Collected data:
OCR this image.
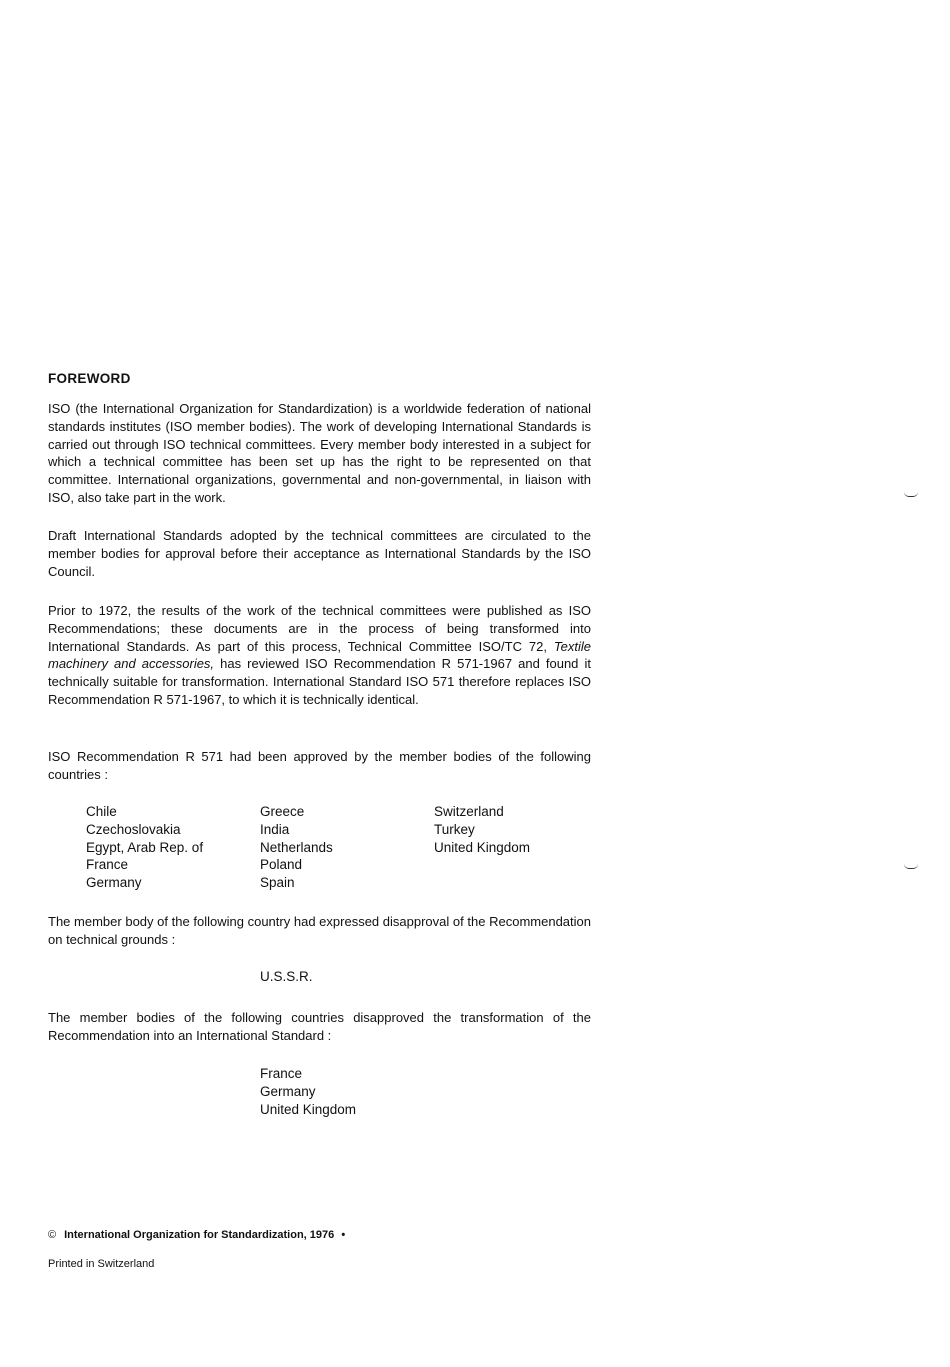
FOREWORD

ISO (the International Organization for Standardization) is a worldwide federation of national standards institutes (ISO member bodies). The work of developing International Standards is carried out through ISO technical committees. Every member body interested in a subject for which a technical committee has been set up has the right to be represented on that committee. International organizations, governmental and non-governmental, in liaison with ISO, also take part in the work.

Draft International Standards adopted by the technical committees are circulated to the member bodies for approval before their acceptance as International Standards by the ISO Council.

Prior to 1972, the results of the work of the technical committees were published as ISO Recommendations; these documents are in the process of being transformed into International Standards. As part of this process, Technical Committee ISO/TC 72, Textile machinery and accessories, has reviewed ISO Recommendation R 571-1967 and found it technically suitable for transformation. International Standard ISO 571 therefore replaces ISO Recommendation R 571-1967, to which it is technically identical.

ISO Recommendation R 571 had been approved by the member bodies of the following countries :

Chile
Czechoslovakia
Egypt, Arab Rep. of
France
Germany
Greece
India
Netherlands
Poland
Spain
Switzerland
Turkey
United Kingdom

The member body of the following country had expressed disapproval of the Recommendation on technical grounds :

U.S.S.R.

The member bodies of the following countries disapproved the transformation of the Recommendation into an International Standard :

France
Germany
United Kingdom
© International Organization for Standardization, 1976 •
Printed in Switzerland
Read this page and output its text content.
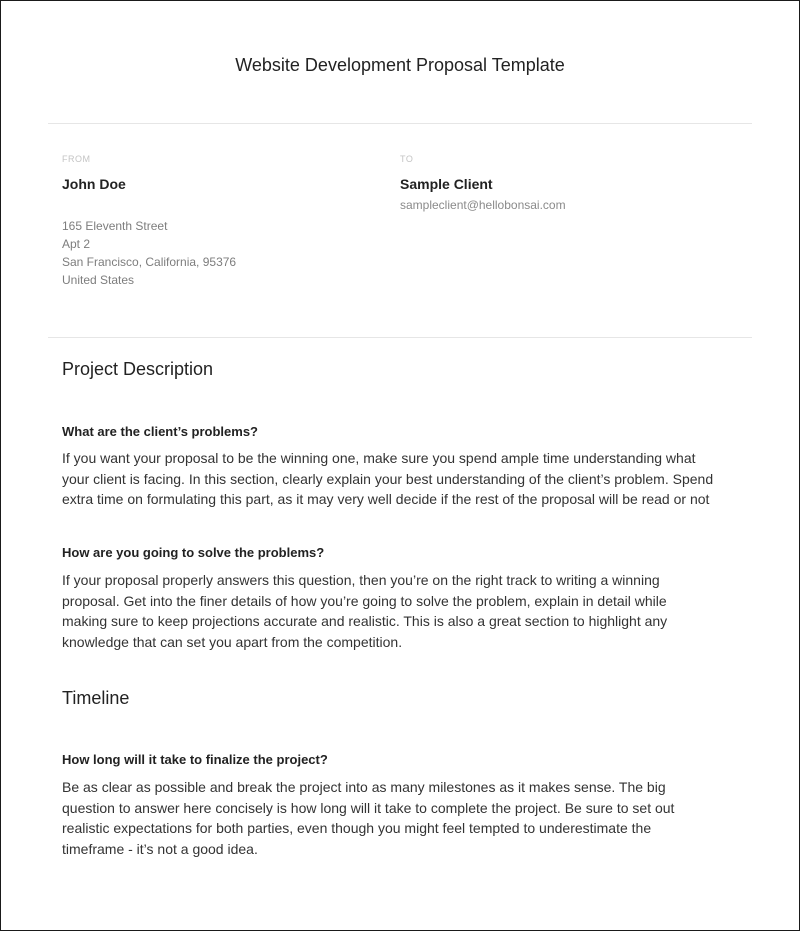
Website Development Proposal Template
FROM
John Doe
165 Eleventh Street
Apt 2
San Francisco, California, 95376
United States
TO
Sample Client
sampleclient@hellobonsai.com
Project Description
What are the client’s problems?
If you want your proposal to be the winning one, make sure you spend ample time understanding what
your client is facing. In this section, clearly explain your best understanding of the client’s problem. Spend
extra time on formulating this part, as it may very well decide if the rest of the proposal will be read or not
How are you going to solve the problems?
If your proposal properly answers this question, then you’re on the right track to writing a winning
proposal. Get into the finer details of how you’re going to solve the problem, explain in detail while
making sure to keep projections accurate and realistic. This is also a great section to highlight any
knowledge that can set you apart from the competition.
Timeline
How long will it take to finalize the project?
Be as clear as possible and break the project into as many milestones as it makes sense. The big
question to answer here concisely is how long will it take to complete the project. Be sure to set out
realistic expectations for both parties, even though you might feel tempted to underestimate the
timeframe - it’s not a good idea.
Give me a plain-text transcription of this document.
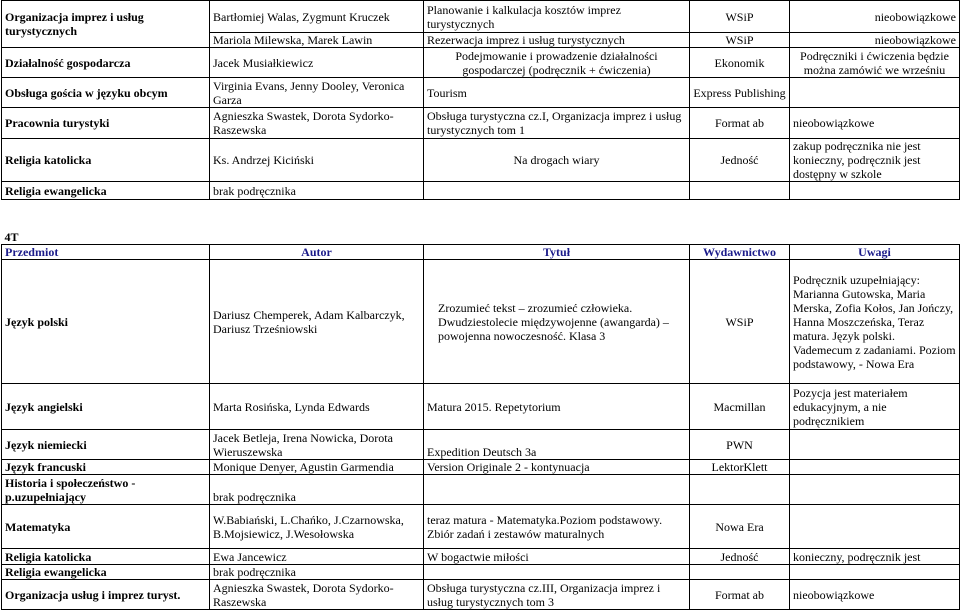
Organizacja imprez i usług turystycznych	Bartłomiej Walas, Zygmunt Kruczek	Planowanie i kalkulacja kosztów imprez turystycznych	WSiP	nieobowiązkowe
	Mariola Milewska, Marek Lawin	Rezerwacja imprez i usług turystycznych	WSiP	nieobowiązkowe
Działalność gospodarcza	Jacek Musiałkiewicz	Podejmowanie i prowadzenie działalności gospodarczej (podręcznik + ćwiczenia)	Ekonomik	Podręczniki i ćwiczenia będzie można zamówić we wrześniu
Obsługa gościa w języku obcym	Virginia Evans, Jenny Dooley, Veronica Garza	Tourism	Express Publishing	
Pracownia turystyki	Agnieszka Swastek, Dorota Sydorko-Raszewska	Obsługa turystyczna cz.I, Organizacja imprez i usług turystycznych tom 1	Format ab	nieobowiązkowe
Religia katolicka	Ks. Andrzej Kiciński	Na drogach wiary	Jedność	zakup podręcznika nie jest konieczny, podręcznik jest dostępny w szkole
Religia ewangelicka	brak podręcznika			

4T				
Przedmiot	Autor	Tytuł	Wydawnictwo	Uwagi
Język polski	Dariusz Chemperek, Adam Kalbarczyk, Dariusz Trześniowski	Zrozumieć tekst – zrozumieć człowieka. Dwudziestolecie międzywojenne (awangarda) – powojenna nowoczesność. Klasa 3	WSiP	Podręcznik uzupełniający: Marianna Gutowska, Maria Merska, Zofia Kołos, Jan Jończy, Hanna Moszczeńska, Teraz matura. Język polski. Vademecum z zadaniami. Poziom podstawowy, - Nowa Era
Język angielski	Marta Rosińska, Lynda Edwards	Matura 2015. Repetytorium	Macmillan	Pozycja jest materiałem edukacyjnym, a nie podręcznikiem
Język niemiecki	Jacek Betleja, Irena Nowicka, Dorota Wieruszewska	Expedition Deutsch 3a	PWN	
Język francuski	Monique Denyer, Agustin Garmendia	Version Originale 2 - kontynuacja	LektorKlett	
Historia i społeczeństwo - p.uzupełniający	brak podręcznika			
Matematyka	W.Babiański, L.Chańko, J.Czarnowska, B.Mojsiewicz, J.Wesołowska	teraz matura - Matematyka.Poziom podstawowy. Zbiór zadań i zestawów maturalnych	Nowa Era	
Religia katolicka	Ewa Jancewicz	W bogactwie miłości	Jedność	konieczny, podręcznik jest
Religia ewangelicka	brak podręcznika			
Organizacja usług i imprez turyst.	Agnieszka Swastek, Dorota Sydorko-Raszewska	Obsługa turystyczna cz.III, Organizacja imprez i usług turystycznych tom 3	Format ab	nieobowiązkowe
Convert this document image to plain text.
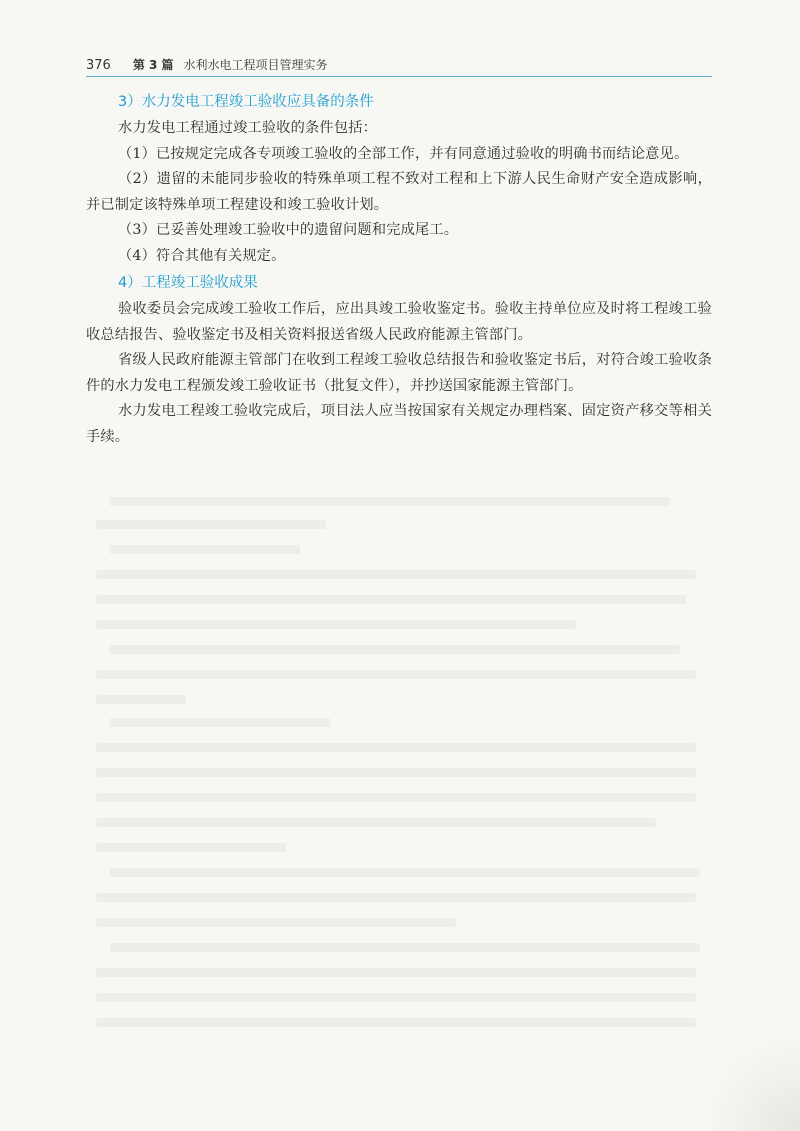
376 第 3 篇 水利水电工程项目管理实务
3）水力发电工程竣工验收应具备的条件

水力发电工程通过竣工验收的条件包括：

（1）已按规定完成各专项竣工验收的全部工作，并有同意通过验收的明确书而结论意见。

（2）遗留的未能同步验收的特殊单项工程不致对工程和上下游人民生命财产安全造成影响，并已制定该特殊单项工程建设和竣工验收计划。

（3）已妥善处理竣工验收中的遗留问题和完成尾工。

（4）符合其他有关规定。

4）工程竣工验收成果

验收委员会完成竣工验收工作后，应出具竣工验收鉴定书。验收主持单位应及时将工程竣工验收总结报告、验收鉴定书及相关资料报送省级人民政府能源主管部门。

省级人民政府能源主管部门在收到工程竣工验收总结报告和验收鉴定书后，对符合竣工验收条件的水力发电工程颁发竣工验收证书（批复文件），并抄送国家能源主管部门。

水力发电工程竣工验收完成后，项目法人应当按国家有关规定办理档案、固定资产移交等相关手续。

• **WHAT TO DO**: Output each line exactly; omit every picture.

• **RIGHT ANSWER**:
OCR this image.
FOREWORD

ISO (the International Organization for Standardization) is a worldwide federation of national standards institutes (ISO member bodies). The work of developing International Standards is carried out through ISO technical committees. Every member body interested in a subject for which a technical committee has been set up has the right to be represented on that committee. International organizations, governmental and non-governmental, in liaison with ISO, also take part in the work.

Draft International Standards adopted by the technical committees are circulated to the member bodies for approval before their acceptance as International Standards by the ISO Council.

Prior to 1972, the results of the work of the technical committees were published as ISO Recommendations; these documents are in the process of being transformed into International Standards. As part of this process, Technical Committee ISO/TC 72, Textile machinery and accessories, has reviewed ISO Recommendation R 571-1967 and found it technically suitable for transformation. International Standard ISO 571 therefore replaces ISO Recommendation R 571-1967, to which it is technically identical.

ISO Recommendation R 571 had been approved by the member bodies of the following countries :

Chile
Czechoslovakia
Egypt, Arab Rep. of
France
Germany
Greece
India
Netherlands
Poland
Spain
Switzerland
Turkey
United Kingdom

The member body of the following country had expressed disapproval of the Recommendation on technical grounds :

U.S.S.R.

The member bodies of the following countries disapproved the transformation of the Recommendation into an International Standard :

France
Germany
United Kingdom
© International Organization for Standardization, 1976 •
Printed in Switzerland
Read this page and output its text content.
Website Development Proposal Template
FROM
John Doe
165 Eleventh Street
Apt 2
San Francisco, California, 95376
United States
TO
Sample Client
sampleclient@hellobonsai.com
Project Description
What are the client’s problems?
If you want your proposal to be the winning one, make sure you spend ample time understanding what
your client is facing. In this section, clearly explain your best understanding of the client’s problem. Spend
extra time on formulating this part, as it may very well decide if the rest of the proposal will be read or not
How are you going to solve the problems?
If your proposal properly answers this question, then you’re on the right track to writing a winning
proposal. Get into the finer details of how you’re going to solve the problem, explain in detail while
making sure to keep projections accurate and realistic. This is also a great section to highlight any
knowledge that can set you apart from the competition.
Timeline
How long will it take to finalize the project?
Be as clear as possible and break the project into as many milestones as it makes sense. The big
question to answer here concisely is how long will it take to complete the project. Be sure to set out
realistic expectations for both parties, even though you might feel tempted to underestimate the
timeframe - it’s not a good idea.
Give me a plain-text transcription of this document.
Organizacja imprez i usług turystycznych	Bartłomiej Walas, Zygmunt Kruczek	Planowanie i kalkulacja kosztów imprez turystycznych	WSiP	nieobowiązkowe
	Mariola Milewska, Marek Lawin	Rezerwacja imprez i usług turystycznych	WSiP	nieobowiązkowe
Działalność gospodarcza	Jacek Musiałkiewicz	Podejmowanie i prowadzenie działalności gospodarczej (podręcznik + ćwiczenia)	Ekonomik	Podręczniki i ćwiczenia będzie można zamówić we wrześniu
Obsługa gościa w języku obcym	Virginia Evans, Jenny Dooley, Veronica Garza	Tourism	Express Publishing	
Pracownia turystyki	Agnieszka Swastek, Dorota Sydorko-Raszewska	Obsługa turystyczna cz.I, Organizacja imprez i usług turystycznych tom 1	Format ab	nieobowiązkowe
Religia katolicka	Ks. Andrzej Kiciński	Na drogach wiary	Jedność	zakup podręcznika nie jest konieczny, podręcznik jest dostępny w szkole
Religia ewangelicka	brak podręcznika			

4T				
Przedmiot	Autor	Tytuł	Wydawnictwo	Uwagi
Język polski	Dariusz Chemperek, Adam Kalbarczyk, Dariusz Trześniowski	Zrozumieć tekst – zrozumieć człowieka. Dwudziestolecie międzywojenne (awangarda) – powojenna nowoczesność. Klasa 3	WSiP	Podręcznik uzupełniający: Marianna Gutowska, Maria Merska, Zofia Kołos, Jan Jończy, Hanna Moszczeńska, Teraz matura. Język polski. Vademecum z zadaniami. Poziom podstawowy, - Nowa Era
Język angielski	Marta Rosińska, Lynda Edwards	Matura 2015. Repetytorium	Macmillan	Pozycja jest materiałem edukacyjnym, a nie podręcznikiem
Język niemiecki	Jacek Betleja, Irena Nowicka, Dorota Wieruszewska	Expedition Deutsch 3a	PWN	
Język francuski	Monique Denyer, Agustin Garmendia	Version Originale 2 - kontynuacja	LektorKlett	
Historia i społeczeństwo - p.uzupełniający	brak podręcznika			
Matematyka	W.Babiański, L.Chańko, J.Czarnowska, B.Mojsiewicz, J.Wesołowska	teraz matura - Matematyka.Poziom podstawowy. Zbiór zadań i zestawów maturalnych	Nowa Era	
Religia katolicka	Ewa Jancewicz	W bogactwie miłości	Jedność	konieczny, podręcznik jest
Religia ewangelicka	brak podręcznika			
Organizacja usług i imprez turyst.	Agnieszka Swastek, Dorota Sydorko-Raszewska	Obsługa turystyczna cz.III, Organizacja imprez i usług turystycznych tom 3	Format ab	nieobowiązkowe
Convert this document image to plain text.
376 第 3 篇 水利水电工程项目管理实务
3）水力发电工程竣工验收应具备的条件

水力发电工程通过竣工验收的条件包括：

（1）已按规定完成各专项竣工验收的全部工作，并有同意通过验收的明确书而结论意见。

（2）遗留的未能同步验收的特殊单项工程不致对工程和上下游人民生命财产安全造成影响，并已制定该特殊单项工程建设和竣工验收计划。

（3）已妥善处理竣工验收中的遗留问题和完成尾工。

（4）符合其他有关规定。

4）工程竣工验收成果

验收委员会完成竣工验收工作后，应出具竣工验收鉴定书。验收主持单位应及时将工程竣工验收总结报告、验收鉴定书及相关资料报送省级人民政府能源主管部门。

省级人民政府能源主管部门在收到工程竣工验收总结报告和验收鉴定书后，对符合竣工验收条件的水力发电工程颁发竣工验收证书（批复文件），并抄送国家能源主管部门。

水力发电工程竣工验收完成后，项目法人应当按国家有关规定办理档案、固定资产移交等相关手续。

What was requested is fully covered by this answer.